- TASK 1
Answer these questions from the Oregon Trail passage, one per line:
(a) How many miles had the travelers covered when they crossed from Idaho into Oregon?
(b) What place was the official end of the trail?
(c) For a family settling before Oregon City, what need does the passage call most important of all?
- TASK 2
Carry on the Oregon Trail passage past its final sentence.

- PAGE EXCERPT
When the travelers crossed over the Idaho border into Oregon, they have traveled 1606 miles. To reach Oregon City, the official end of the trail, they would travel 524 more miles. A daunting prospect.
The word tired didn’t begin to describe how weary the travelers were at this point. Or how dirty. They hadn’t been able to take a real, hot bath in a real bathtub the whole time they had been the trail. Smelly would be a good description of their condition.
Comfort wasn’t a word that belonged in the same sentence as the words Oregon Trail.
It was a time when discouragement could overwhelm the travelers. There was very rough ground, rivers and mountains to get through.
The end of the trail must have seemed like a far off dream.
If a family chose to settle before the wagon train got to Oregon City, they could do so. They would need to be able to buy land. They would need to have a town within traveling distance to get supplies. And most important of all, they would need land where they could grow crops. The distance from a source of water was important. There was also the problem of living in complete isolation without any neighbors That would not only be dangerous if they needed some kind of help, but the loneliness would be severe.
By now, the travelers were positive that there were some fellow travelers in the wagon train that they wished would just please drop dead. Yesterday.

- LISTING
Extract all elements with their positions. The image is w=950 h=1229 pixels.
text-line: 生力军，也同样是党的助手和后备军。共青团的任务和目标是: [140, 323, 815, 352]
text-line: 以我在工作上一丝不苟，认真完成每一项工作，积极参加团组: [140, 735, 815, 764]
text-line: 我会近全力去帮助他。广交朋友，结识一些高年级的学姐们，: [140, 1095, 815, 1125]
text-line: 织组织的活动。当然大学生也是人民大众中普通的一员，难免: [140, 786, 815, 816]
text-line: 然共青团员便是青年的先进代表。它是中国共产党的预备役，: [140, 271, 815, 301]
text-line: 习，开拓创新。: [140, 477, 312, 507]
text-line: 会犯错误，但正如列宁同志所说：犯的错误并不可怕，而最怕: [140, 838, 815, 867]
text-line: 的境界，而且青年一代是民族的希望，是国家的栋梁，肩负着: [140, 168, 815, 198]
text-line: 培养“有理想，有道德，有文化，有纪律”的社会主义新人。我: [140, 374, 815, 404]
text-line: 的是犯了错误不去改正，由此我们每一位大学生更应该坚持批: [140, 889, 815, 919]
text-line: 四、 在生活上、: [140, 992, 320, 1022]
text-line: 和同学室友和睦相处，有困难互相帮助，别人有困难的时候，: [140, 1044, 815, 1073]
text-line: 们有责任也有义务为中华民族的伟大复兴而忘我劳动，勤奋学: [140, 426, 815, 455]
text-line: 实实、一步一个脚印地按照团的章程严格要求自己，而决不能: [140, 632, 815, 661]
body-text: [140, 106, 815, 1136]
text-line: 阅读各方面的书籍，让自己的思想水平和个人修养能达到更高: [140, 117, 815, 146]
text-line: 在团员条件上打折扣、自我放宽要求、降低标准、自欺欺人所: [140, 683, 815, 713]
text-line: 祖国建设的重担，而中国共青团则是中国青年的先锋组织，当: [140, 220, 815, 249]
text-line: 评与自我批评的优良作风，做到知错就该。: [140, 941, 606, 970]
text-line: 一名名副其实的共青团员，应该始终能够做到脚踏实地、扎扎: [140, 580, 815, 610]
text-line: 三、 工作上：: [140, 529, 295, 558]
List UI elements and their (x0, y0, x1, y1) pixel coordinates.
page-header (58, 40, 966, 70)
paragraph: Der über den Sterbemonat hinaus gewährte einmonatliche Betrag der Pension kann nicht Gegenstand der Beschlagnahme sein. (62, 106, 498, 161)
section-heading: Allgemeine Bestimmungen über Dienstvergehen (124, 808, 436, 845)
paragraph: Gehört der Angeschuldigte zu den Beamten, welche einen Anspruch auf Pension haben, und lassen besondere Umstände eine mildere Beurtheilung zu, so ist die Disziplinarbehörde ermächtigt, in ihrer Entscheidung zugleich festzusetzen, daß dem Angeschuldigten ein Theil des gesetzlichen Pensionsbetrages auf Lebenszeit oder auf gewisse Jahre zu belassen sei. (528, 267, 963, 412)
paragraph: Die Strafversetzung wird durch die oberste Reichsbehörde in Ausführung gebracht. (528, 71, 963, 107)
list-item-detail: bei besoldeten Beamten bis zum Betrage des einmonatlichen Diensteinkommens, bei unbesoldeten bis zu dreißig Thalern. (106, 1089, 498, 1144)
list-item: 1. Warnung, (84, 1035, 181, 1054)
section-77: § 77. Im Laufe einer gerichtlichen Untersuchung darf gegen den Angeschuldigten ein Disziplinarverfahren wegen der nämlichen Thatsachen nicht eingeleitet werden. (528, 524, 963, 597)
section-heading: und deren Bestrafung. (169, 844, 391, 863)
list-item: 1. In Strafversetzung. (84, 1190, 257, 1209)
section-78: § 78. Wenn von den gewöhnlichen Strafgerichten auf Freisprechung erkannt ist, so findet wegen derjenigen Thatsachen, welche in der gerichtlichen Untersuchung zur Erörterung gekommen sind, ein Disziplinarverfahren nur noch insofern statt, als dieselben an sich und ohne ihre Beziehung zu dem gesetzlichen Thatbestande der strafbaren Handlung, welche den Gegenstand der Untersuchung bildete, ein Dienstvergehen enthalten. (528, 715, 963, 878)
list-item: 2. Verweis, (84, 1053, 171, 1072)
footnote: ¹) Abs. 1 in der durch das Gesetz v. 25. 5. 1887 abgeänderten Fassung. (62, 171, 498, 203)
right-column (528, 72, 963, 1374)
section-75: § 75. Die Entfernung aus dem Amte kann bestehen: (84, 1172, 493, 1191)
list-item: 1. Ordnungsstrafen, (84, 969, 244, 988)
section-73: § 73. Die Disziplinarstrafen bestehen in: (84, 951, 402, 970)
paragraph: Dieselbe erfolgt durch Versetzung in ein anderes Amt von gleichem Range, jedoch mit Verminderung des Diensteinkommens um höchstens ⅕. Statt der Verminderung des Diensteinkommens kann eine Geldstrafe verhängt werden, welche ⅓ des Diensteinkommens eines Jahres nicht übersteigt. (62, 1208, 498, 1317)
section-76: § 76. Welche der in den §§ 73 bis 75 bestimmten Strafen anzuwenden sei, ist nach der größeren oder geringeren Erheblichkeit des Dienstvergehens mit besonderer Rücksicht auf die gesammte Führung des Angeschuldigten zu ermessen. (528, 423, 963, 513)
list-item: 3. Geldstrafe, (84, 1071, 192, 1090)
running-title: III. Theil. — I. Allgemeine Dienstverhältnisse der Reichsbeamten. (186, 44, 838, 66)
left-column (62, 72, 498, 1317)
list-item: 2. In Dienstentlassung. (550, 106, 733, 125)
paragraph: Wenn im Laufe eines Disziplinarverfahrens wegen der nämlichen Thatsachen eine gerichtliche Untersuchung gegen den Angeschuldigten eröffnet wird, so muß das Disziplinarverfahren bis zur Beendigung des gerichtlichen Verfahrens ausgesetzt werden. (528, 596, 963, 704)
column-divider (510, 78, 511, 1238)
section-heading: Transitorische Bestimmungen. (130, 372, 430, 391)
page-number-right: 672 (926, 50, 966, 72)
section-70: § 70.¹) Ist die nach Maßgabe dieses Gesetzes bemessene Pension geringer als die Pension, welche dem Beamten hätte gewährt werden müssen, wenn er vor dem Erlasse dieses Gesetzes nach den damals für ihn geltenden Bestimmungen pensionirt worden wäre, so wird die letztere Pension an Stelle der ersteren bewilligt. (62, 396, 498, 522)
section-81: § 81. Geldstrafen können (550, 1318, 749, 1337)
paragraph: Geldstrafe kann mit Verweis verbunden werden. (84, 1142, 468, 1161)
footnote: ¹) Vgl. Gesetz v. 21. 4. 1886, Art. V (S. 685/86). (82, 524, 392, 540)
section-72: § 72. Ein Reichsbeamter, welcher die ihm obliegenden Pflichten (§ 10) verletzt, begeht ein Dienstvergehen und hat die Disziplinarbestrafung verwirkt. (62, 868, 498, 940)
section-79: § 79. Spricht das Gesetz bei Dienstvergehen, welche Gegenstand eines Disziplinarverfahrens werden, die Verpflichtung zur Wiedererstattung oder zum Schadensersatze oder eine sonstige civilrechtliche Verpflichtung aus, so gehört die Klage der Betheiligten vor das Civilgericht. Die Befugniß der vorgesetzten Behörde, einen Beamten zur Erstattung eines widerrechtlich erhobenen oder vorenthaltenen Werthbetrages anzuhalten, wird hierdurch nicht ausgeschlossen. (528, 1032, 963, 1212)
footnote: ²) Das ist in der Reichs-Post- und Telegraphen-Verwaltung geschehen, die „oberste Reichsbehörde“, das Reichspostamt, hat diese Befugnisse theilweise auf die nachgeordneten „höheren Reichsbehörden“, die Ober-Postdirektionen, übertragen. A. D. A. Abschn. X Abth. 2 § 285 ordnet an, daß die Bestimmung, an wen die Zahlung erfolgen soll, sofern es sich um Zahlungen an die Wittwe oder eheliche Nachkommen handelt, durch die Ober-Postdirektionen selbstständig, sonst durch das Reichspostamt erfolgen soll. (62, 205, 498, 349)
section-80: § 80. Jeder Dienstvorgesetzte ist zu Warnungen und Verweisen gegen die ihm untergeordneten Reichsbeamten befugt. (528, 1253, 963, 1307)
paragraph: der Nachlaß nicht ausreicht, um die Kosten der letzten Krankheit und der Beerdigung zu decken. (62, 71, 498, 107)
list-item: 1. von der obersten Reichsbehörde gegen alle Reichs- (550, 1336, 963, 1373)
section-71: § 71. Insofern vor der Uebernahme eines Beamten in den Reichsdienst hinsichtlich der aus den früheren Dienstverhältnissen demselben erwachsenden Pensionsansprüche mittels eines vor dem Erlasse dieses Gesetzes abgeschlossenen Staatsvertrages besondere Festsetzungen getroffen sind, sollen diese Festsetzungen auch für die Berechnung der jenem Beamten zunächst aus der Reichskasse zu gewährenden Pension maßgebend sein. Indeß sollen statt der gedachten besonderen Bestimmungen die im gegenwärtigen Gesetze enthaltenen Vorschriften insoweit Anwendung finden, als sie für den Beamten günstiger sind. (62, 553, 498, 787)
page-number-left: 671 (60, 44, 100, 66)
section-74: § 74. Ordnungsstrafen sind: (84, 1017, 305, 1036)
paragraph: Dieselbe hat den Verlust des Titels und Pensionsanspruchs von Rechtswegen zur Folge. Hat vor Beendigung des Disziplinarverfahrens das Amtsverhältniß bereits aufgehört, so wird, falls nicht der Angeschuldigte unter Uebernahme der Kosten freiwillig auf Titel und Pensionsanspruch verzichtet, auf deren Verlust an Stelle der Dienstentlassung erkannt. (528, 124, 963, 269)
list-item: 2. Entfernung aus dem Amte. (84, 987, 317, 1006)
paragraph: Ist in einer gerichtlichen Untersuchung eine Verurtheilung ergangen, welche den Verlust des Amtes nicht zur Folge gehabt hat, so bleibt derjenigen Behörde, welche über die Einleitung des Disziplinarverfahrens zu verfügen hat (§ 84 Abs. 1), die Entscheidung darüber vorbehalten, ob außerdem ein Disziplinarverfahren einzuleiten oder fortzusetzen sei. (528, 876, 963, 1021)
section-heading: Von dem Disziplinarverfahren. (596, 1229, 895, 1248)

- REPLY 1
(a) 1606 miles
(b) Oregon City
(c) Land where they could grow crops

- REPLY 2
They were still putting up with the talkers. It was hard to shut them out when the travelers were tired. Of course, if there was a traveler that was silent, that could have well given the others the creeps. Speculation might have run from the man or woman had a broken heart to he or she must have murdered someone.
Friendships for life have formed between travelers.
The cows were still following the wagons. The chickens in the wagons were still complaining at every bump.
It was hard to tell that they were in Oregon at this point. There were still rough river crossings and it was still hot. The nights were cooling a bit and that did help.
Exhaustion has set in and it was a matter of putting one foot in front of the other.
The dream of owning land and starting a new, better life must have seemed remote. It was a question of surviving the rest of the trail.
This is map of the Oregon Trail by, National Park Service.
This is a relief map of the state of Oregon by, US Department of Agriculture.This is a picture of a covered wagon by, Gary Halverson, Oregon State Archives.
They didn’t paint the wagon boxes because it wouldn’t be good for the wood. This one was painted at a later time.
The pictures I am showing you are to give you an idea of what the Oregon Trail was like in Oregon.
Let’s say that it was at the end of August or early September.
Oregon wasn’t a hard winter state, but it would get cold at night as the month of September passed. The days were getting shorter. Traveling over the Blue Mountains could get dicey because it was higher up and it could get wintry.
This picture is from National Park Service. It’s a general covered wagon type picture.
This map of Oregon counties, shows Wallowa County in red. It is by, David Benbennick, Wikimedia Commons.
The Wallowa Mountains are in this part of Oregon. By, Mark Shandro, Wikimedia Commons.
Hells Canyon by, Ken Petty, FWWA, DOT.
The first Oregon river they needed to cross was Malheur River. This picture is from the Bureau of Land Management.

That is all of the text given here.